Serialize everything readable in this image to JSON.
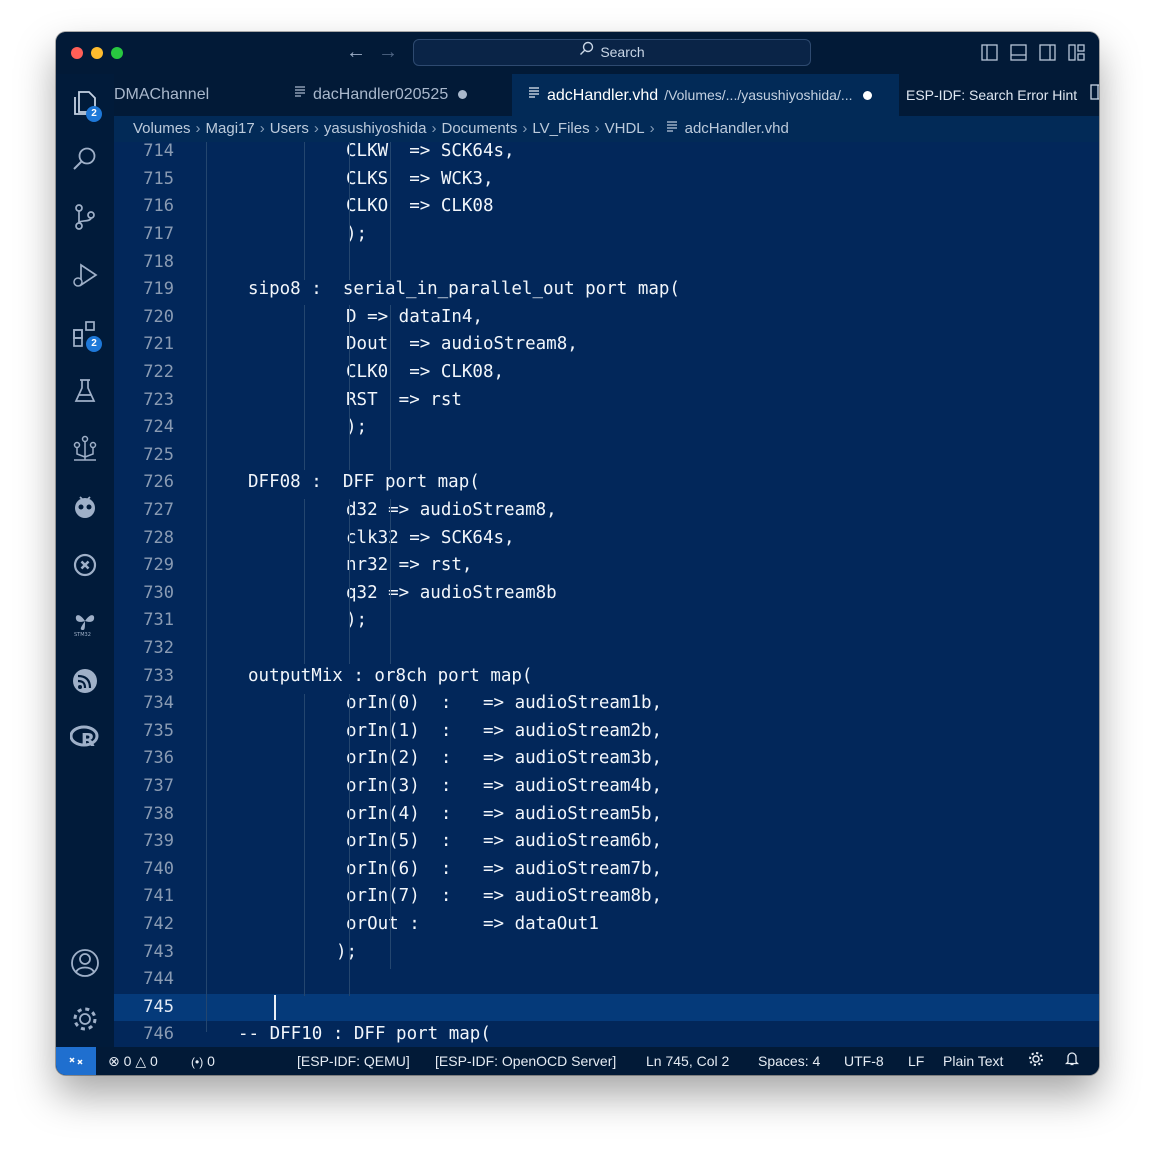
{
  "titlebar": {
    "search_placeholder": "Search"
  },
  "activity_bar": {
    "explorer_badge": "2",
    "extensions_badge": "2"
  },
  "tabs": [
    {
      "label": "DMAChannel",
      "dirty": false,
      "active": false
    },
    {
      "label": "dacHandler020525",
      "dirty": true,
      "active": false
    },
    {
      "label": "adcHandler.vhd",
      "description": "/Volumes/.../yasushiyoshida/...",
      "dirty": true,
      "active": true
    },
    {
      "label": "ESP-IDF: Search Error Hint",
      "dirty": false,
      "active": false
    }
  ],
  "breadcrumb": [
    "Volumes",
    "Magi17",
    "Users",
    "yasushiyoshida",
    "Documents",
    "LV_Files",
    "VHDL",
    "adcHandler.vhd"
  ],
  "editor": {
    "current_line": "745",
    "lines": [
      {
        "n": "714",
        "text": "CLKW  => SCK64s,"
      },
      {
        "n": "715",
        "text": "CLKS  => WCK3,"
      },
      {
        "n": "716",
        "text": "CLKO  => CLK08"
      },
      {
        "n": "717",
        "text": ");"
      },
      {
        "n": "718",
        "text": ""
      },
      {
        "n": "719",
        "text": "sipo8 :  serial_in_parallel_out port map("
      },
      {
        "n": "720",
        "text": "D => dataIn4,"
      },
      {
        "n": "721",
        "text": "Dout  => audioStream8,"
      },
      {
        "n": "722",
        "text": "CLK0  => CLK08,"
      },
      {
        "n": "723",
        "text": "RST  => rst"
      },
      {
        "n": "724",
        "text": ");"
      },
      {
        "n": "725",
        "text": ""
      },
      {
        "n": "726",
        "text": "DFF08 :  DFF port map("
      },
      {
        "n": "727",
        "text": "d32 => audioStream8,"
      },
      {
        "n": "728",
        "text": "clk32 => SCK64s,"
      },
      {
        "n": "729",
        "text": "nr32 => rst,"
      },
      {
        "n": "730",
        "text": "q32 => audioStream8b"
      },
      {
        "n": "731",
        "text": ");"
      },
      {
        "n": "732",
        "text": ""
      },
      {
        "n": "733",
        "text": "outputMix : or8ch port map("
      },
      {
        "n": "734",
        "text": "orIn(0)  :   => audioStream1b,"
      },
      {
        "n": "735",
        "text": "orIn(1)  :   => audioStream2b,"
      },
      {
        "n": "736",
        "text": "orIn(2)  :   => audioStream3b,"
      },
      {
        "n": "737",
        "text": "orIn(3)  :   => audioStream4b,"
      },
      {
        "n": "738",
        "text": "orIn(4)  :   => audioStream5b,"
      },
      {
        "n": "739",
        "text": "orIn(5)  :   => audioStream6b,"
      },
      {
        "n": "740",
        "text": "orIn(6)  :   => audioStream7b,"
      },
      {
        "n": "741",
        "text": "orIn(7)  :   => audioStream8b,"
      },
      {
        "n": "742",
        "text": "orOut :      => dataOut1"
      },
      {
        "n": "743",
        "text": ");"
      },
      {
        "n": "744",
        "text": ""
      },
      {
        "n": "745",
        "text": ""
      },
      {
        "n": "746",
        "text": "-- DFF10 : DFF port map("
      }
    ]
  },
  "statusbar": {
    "errors": "0",
    "warnings": "0",
    "ports": "0",
    "qemu": "[ESP-IDF: QEMU]",
    "openocd": "[ESP-IDF: OpenOCD Server]",
    "cursor_pos": "Ln 745, Col 2",
    "spaces": "Spaces: 4",
    "encoding": "UTF-8",
    "eol": "LF",
    "language": "Plain Text"
  }
}
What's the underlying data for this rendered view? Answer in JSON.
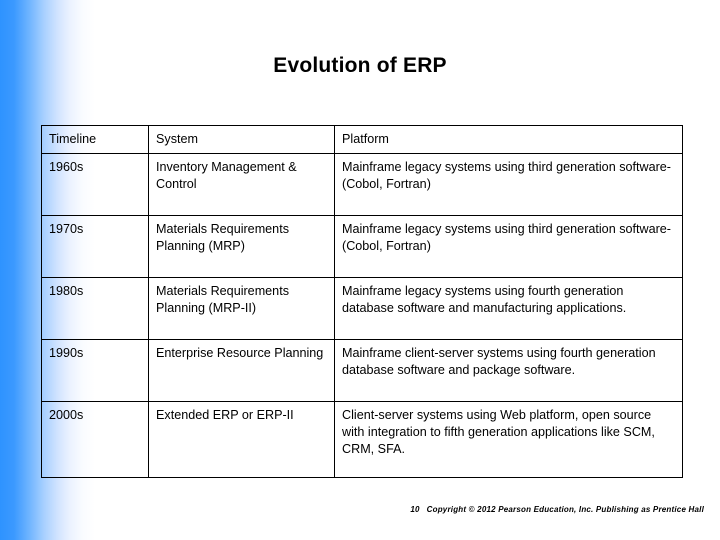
{
  "slide": {
    "title": "Evolution of ERP",
    "footer": {
      "slide_number": "10",
      "copyright": "Copyright © 2012 Pearson Education, Inc. Publishing as Prentice Hall"
    },
    "accent_color": "#2E93FF",
    "text_color": "#000000",
    "background_color": "#FFFFFF"
  },
  "table": {
    "headers": [
      "Timeline",
      "System",
      "Platform"
    ],
    "rows": [
      {
        "timeline": "1960s",
        "system": "Inventory Management & Control",
        "platform": "Mainframe legacy systems using third generation software-(Cobol, Fortran)"
      },
      {
        "timeline": "1970s",
        "system": "Materials Requirements Planning (MRP)",
        "platform": "Mainframe legacy systems using third generation software-(Cobol, Fortran)"
      },
      {
        "timeline": "1980s",
        "system": "Materials Requirements Planning (MRP-II)",
        "platform": "Mainframe legacy systems using fourth generation database software and manufacturing applications."
      },
      {
        "timeline": "1990s",
        "system": "Enterprise Resource Planning",
        "platform": "Mainframe client-server systems using fourth generation database software and package software."
      },
      {
        "timeline": "2000s",
        "system": "Extended ERP or ERP-II",
        "platform": "Client-server systems using Web platform, open source with integration to fifth generation applications like SCM, CRM, SFA."
      }
    ]
  }
}
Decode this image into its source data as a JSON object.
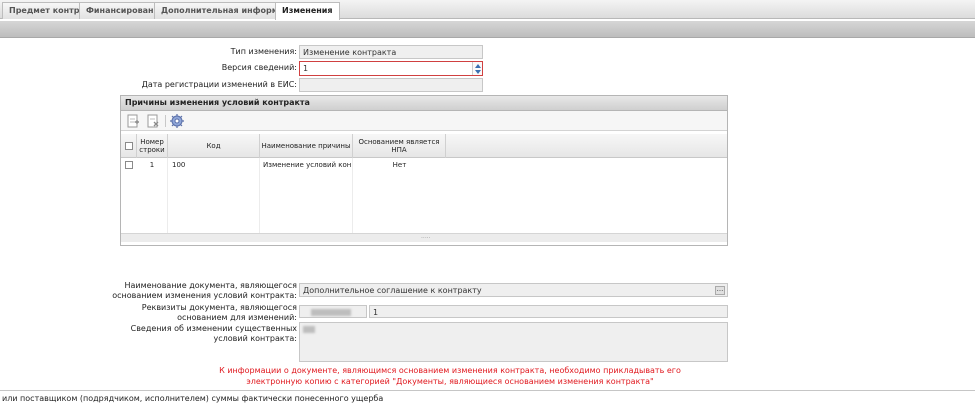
{
  "tabs": [
    {
      "label": "Предмет контракта"
    },
    {
      "label": "Финансирование"
    },
    {
      "label": "Дополнительная информация"
    },
    {
      "label": "Изменения"
    }
  ],
  "form": {
    "change_type_label": "Тип изменения:",
    "change_type_value": "Изменение контракта",
    "version_label": "Версия сведений:",
    "version_value": "1",
    "reg_date_label": "Дата регистрации изменений в ЕИС:",
    "reg_date_value": ""
  },
  "reasons_panel": {
    "title": "Причины изменения условий контракта",
    "columns": [
      "Номер строки",
      "Код",
      "Наименование причины",
      "Основанием является НПА"
    ],
    "rows": [
      {
        "num": "1",
        "code": "100",
        "name": "Изменение условий конт...",
        "npa": "Нет"
      }
    ],
    "footer_grip": "....."
  },
  "document": {
    "name_label": "Наименование документа, являющегося основанием изменения условий контракта:",
    "name_value": "Дополнительное соглашение к контракту",
    "name_button": "...",
    "details_label": "Реквизиты документа, являющегося основанием для изменений:",
    "details_number": "1",
    "info_label": "Сведения об изменении существенных условий контракта:"
  },
  "warning": "К информации о документе, являющимся основанием изменения контракта, необходимо прикладывать его электронную копию с категорией \"Документы, являющиеся основанием изменения контракта\"",
  "bottom_text": "или поставщиком (подрядчиком, исполнителем) суммы фактически понесенного ущерба"
}
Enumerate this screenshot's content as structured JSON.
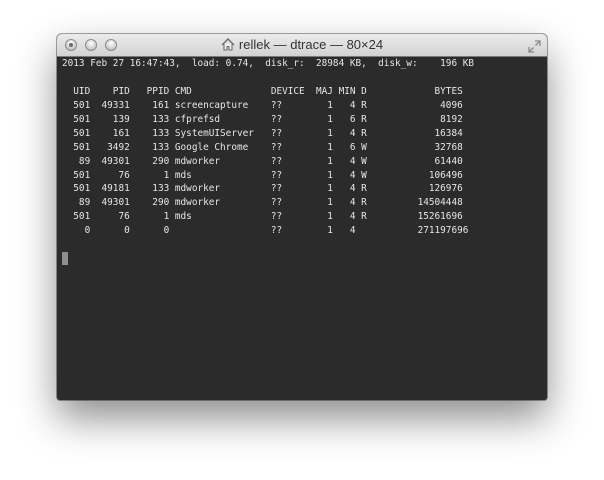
{
  "window": {
    "title": "rellek — dtrace — 80×24",
    "status_line": "2013 Feb 27 16:47:43,  load: 0.74,  disk_r:  28984 KB,  disk_w:    196 KB",
    "header_line": "  UID    PID   PPID CMD              DEVICE  MAJ MIN D            BYTES",
    "rows": [
      "  501  49331    161 screencapture    ??        1   4 R             4096",
      "  501    139    133 cfprefsd         ??        1   6 R             8192",
      "  501    161    133 SystemUIServer   ??        1   4 R            16384",
      "  501   3492    133 Google Chrome    ??        1   6 W            32768",
      "   89  49301    290 mdworker         ??        1   4 W            61440",
      "  501     76      1 mds              ??        1   4 W           106496",
      "  501  49181    133 mdworker         ??        1   4 R           126976",
      "   89  49301    290 mdworker         ??        1   4 R         14504448",
      "  501     76      1 mds              ??        1   4 R         15261696",
      "    0      0      0                  ??        1   4           271197696"
    ]
  },
  "icons": [
    "home-icon",
    "resize-icon"
  ]
}
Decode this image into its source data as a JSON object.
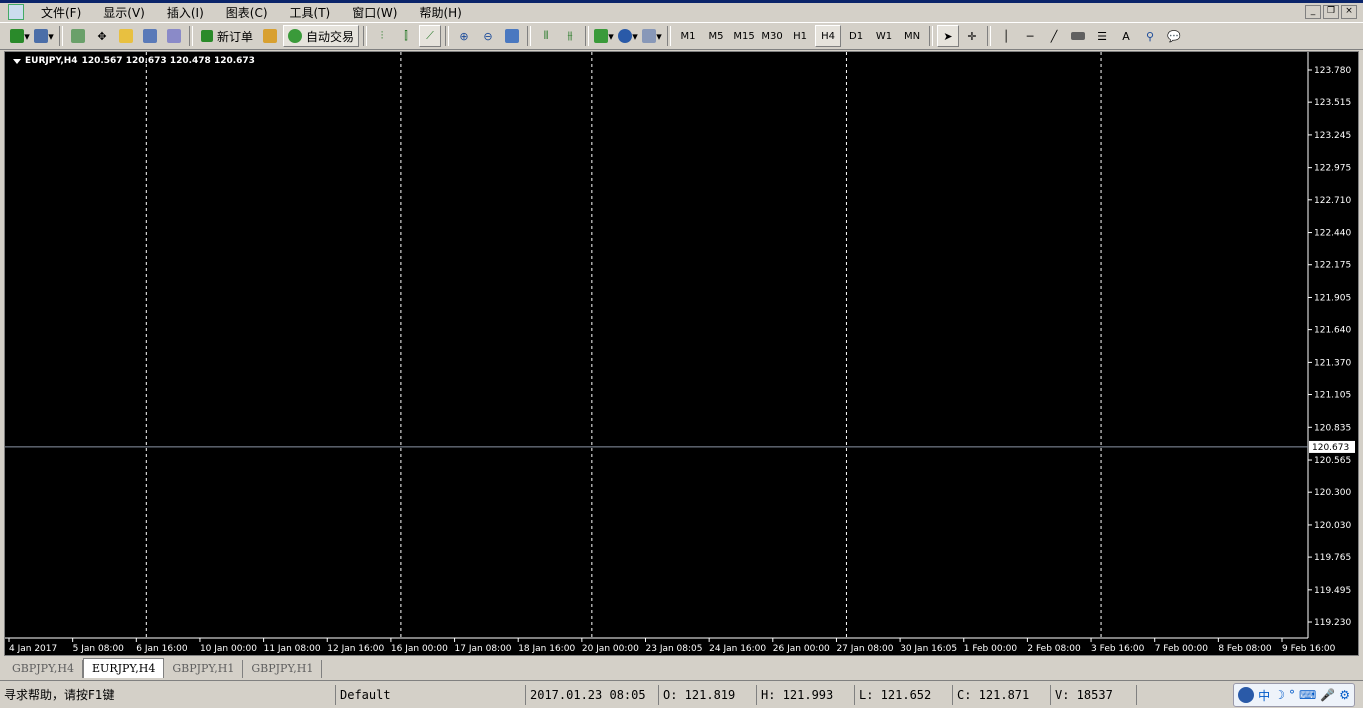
{
  "menu": [
    "文件(F)",
    "显示(V)",
    "插入(I)",
    "图表(C)",
    "工具(T)",
    "窗口(W)",
    "帮助(H)"
  ],
  "toolbar": {
    "new_order": "新订单",
    "auto_trading": "自动交易",
    "timeframes": [
      "M1",
      "M5",
      "M15",
      "M30",
      "H1",
      "H4",
      "D1",
      "W1",
      "MN"
    ],
    "active_timeframe": "H4"
  },
  "chart": {
    "symbol_label": "EURJPY,H4",
    "ohlc_label": "120.567 120.673 120.478 120.673",
    "current_price": "120.673",
    "price_ticks": [
      "123.780",
      "123.515",
      "123.245",
      "122.975",
      "122.710",
      "122.440",
      "122.175",
      "121.905",
      "121.640",
      "121.370",
      "121.105",
      "120.835",
      "120.565",
      "120.300",
      "120.030",
      "119.765",
      "119.495",
      "119.230"
    ],
    "time_ticks": [
      "4 Jan 2017",
      "5 Jan 08:00",
      "6 Jan 16:00",
      "10 Jan 00:00",
      "11 Jan 08:00",
      "12 Jan 16:00",
      "16 Jan 00:00",
      "17 Jan 08:00",
      "18 Jan 16:00",
      "20 Jan 00:00",
      "23 Jan 08:05",
      "24 Jan 16:00",
      "26 Jan 00:00",
      "27 Jan 08:00",
      "30 Jan 16:05",
      "1 Feb 00:00",
      "2 Feb 08:00",
      "3 Feb 16:00",
      "7 Feb 00:00",
      "8 Feb 08:00",
      "9 Feb 16:00"
    ],
    "colors": {
      "background": "#000000",
      "bull": "#00ff00",
      "bear": "#ff0000",
      "grid": "#ffffff",
      "bid_line": "#8c96a6"
    }
  },
  "tabs": [
    "GBPJPY,H4",
    "EURJPY,H4",
    "GBPJPY,H1",
    "GBPJPY,H1"
  ],
  "active_tab": "EURJPY,H4",
  "status": {
    "help": "寻求帮助，请按F1键",
    "profile": "Default",
    "time": "2017.01.23 08:05",
    "open": "O: 121.819",
    "high": "H: 121.993",
    "low": "L: 121.652",
    "close": "C: 121.871",
    "volume": "V: 18537"
  },
  "ime": {
    "label": "中"
  }
}
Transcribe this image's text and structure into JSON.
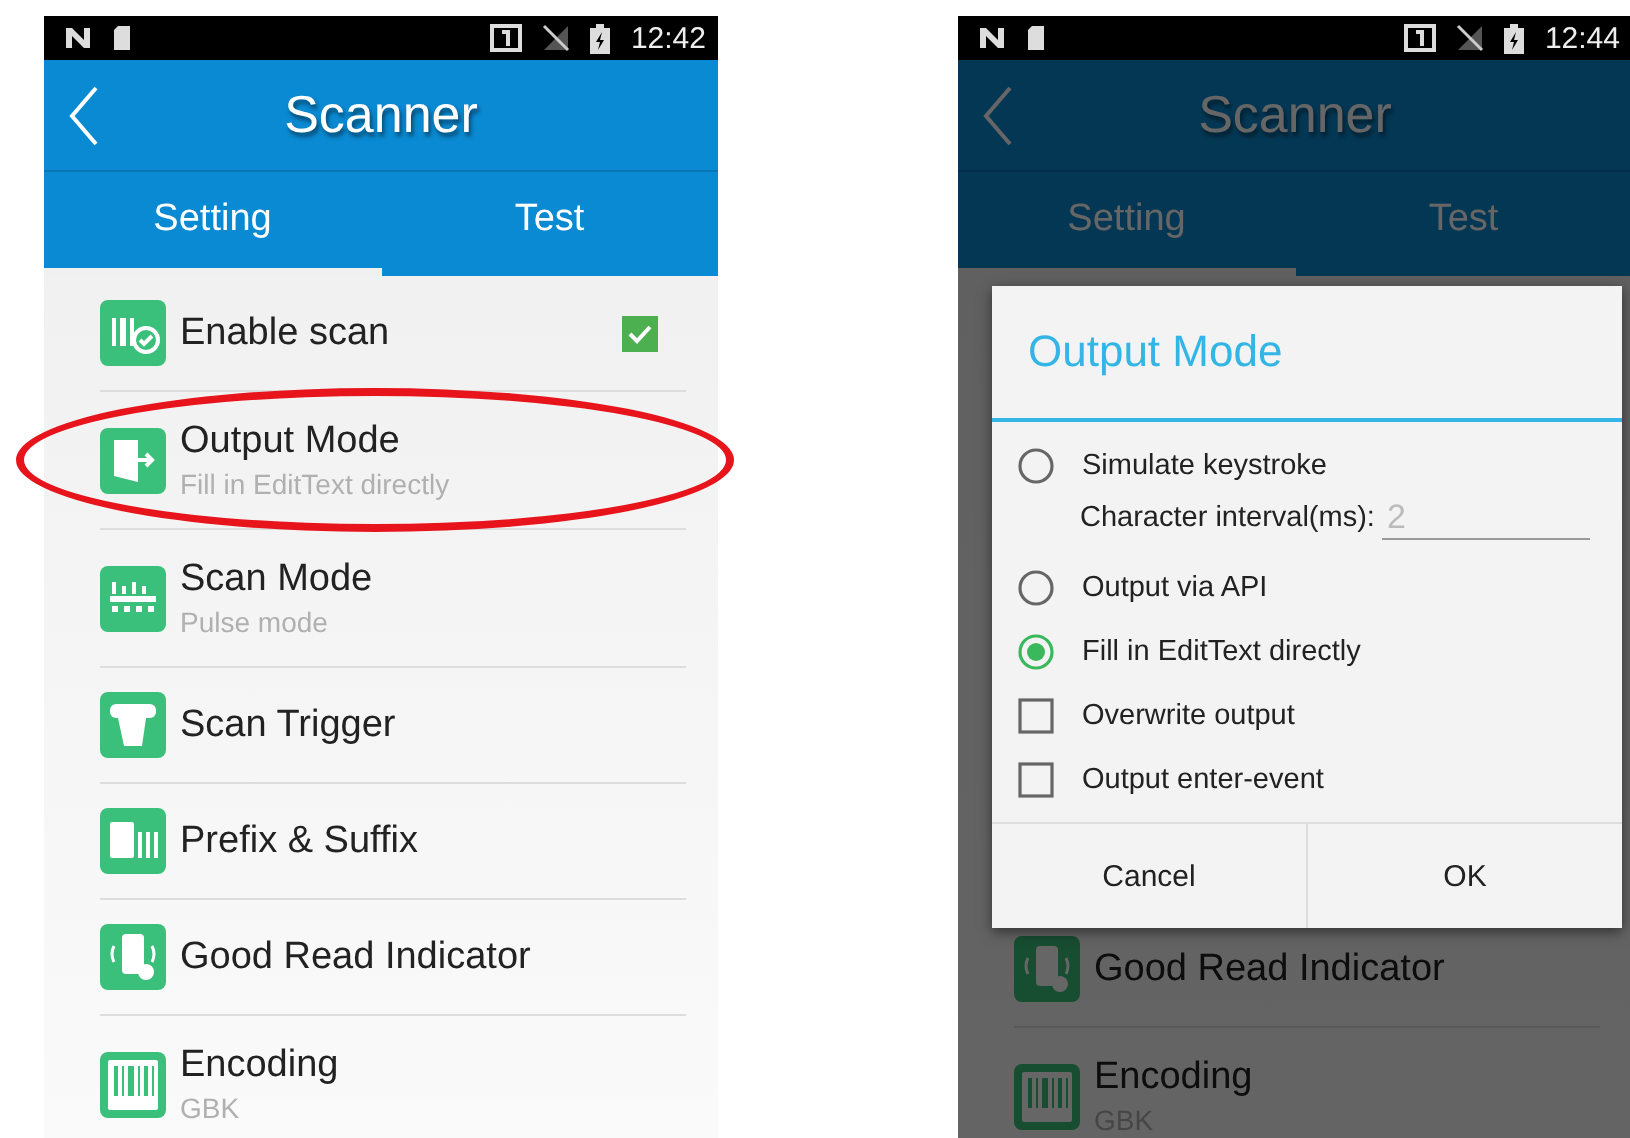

■ Task brief
Show every line from the entries above in which the word "Requirements" appears.

■ Answer
        "system": "Materials Requirements Planning (MRP)",
        "system": "Materials Requirements Planning (MRP-II)",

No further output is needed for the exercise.